__WRITTEN PROBLEM__.
Pull out every line below holding the word "услуг".
===== EXTRACTED MATERIAL
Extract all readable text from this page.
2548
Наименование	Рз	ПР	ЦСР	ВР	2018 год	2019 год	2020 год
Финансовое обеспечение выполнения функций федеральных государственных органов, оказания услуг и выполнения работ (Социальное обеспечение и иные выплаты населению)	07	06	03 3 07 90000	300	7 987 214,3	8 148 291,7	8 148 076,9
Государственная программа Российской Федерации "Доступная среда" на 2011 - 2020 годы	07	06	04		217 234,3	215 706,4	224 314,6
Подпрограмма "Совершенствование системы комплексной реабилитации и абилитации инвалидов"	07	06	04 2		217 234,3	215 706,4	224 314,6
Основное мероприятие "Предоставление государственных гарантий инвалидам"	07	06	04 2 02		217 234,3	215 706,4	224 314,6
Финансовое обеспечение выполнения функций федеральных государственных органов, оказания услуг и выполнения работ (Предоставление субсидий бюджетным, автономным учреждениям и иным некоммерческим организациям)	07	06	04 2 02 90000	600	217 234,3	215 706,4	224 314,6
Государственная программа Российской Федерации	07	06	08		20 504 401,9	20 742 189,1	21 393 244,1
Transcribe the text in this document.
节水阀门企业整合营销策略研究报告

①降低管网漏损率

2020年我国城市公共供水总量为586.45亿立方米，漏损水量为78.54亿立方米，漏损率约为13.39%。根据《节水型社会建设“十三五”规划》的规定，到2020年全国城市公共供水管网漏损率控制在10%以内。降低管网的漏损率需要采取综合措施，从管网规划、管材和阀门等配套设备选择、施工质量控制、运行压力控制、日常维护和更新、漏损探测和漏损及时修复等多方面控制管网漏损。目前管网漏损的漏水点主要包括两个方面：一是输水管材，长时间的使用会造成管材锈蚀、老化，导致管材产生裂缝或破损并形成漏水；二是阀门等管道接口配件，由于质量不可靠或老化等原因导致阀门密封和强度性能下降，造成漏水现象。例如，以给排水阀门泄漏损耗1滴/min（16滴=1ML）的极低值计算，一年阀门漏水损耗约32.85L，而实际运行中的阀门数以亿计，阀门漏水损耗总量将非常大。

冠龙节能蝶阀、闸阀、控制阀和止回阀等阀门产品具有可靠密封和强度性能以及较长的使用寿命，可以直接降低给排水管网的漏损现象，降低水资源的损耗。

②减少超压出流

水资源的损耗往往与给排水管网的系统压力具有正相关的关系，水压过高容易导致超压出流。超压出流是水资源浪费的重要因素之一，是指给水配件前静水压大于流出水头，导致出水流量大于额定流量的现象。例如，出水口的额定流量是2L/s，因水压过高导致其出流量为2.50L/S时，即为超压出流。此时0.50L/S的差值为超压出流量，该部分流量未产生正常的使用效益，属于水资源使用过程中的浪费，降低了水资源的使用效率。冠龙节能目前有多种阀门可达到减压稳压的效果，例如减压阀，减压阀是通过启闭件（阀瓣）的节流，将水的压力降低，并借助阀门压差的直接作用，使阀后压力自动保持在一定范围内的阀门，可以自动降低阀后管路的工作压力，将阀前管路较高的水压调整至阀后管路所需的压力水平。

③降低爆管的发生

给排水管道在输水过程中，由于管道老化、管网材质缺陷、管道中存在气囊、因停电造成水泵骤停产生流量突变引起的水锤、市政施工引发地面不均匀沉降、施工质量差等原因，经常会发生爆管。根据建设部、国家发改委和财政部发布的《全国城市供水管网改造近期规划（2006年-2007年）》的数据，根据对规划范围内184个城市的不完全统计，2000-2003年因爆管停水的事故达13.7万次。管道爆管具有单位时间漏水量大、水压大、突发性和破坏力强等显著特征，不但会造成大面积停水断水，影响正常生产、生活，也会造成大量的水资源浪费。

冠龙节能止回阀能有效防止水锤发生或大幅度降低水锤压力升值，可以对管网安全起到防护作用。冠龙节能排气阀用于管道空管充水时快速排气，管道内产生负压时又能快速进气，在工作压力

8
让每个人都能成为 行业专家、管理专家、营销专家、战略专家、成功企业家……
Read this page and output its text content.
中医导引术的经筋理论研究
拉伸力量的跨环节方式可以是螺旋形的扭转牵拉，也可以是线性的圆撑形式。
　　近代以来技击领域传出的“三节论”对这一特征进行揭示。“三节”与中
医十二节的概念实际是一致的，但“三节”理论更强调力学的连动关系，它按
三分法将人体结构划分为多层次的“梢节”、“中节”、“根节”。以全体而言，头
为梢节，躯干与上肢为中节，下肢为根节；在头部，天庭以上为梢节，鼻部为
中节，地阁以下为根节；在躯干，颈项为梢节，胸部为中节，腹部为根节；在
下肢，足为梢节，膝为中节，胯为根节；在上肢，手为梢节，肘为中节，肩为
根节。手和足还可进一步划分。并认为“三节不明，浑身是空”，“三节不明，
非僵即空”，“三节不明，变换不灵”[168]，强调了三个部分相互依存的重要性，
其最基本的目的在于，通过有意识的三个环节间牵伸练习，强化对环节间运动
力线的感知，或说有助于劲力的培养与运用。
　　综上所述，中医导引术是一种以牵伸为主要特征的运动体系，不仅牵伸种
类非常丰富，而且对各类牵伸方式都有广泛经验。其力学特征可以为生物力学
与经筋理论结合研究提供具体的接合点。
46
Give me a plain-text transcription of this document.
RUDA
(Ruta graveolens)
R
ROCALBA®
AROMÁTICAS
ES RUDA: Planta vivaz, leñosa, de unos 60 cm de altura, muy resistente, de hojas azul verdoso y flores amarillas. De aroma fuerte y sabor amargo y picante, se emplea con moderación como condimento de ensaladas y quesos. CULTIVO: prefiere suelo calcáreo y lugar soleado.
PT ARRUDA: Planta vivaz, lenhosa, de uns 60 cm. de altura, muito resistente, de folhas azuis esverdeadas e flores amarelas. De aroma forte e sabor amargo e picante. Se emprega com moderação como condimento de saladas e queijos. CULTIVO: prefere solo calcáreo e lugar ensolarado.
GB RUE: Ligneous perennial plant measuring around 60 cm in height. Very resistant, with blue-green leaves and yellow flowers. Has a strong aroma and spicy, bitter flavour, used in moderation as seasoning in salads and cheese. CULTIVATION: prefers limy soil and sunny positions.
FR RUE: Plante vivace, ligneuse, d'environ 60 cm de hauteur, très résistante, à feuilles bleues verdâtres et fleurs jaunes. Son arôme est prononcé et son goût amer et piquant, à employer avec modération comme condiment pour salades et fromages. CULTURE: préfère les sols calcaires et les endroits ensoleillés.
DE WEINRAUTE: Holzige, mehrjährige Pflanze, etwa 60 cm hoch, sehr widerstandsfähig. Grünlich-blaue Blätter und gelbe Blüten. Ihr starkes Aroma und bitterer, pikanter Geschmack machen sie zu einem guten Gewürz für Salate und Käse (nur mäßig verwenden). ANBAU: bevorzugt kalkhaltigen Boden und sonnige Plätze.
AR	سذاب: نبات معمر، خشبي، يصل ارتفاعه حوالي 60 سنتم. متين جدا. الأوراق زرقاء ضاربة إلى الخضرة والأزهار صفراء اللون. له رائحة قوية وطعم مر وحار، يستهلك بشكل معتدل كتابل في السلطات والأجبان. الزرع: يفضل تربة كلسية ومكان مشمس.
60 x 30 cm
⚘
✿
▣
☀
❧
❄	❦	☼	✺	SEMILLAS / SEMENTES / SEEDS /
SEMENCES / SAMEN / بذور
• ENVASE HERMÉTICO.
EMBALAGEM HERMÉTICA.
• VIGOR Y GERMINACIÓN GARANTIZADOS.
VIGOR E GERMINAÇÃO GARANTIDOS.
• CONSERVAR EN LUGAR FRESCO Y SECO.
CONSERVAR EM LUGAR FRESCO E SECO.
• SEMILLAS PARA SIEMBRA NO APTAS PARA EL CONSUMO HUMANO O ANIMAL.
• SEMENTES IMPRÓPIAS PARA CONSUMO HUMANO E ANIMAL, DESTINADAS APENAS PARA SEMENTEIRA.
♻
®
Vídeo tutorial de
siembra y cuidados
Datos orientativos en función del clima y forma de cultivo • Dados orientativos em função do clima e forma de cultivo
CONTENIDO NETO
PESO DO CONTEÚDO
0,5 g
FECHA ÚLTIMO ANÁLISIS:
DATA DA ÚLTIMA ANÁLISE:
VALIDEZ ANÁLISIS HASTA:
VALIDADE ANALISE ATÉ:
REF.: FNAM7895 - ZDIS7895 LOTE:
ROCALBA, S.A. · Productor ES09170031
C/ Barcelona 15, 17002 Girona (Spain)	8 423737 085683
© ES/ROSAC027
==========
__CORRECT RESULT__.
Финансовое обеспечение выполнения функций федеральных государственных органов, оказания услуг и выполнения работ (Социальное обеспечение и иные выплаты населению)	07	06	03 3 07 90000	300	7 987 214,3	8 148 291,7	8 148 076,9
Финансовое обеспечение выполнения функций федеральных государственных органов, оказания услуг и выполнения работ (Предоставление субсидий бюджетным, автономным учреждениям и иным некоммерческим организациям)	07	06	04 2 02 90000	600	217 234,3	215 706,4	224 314,6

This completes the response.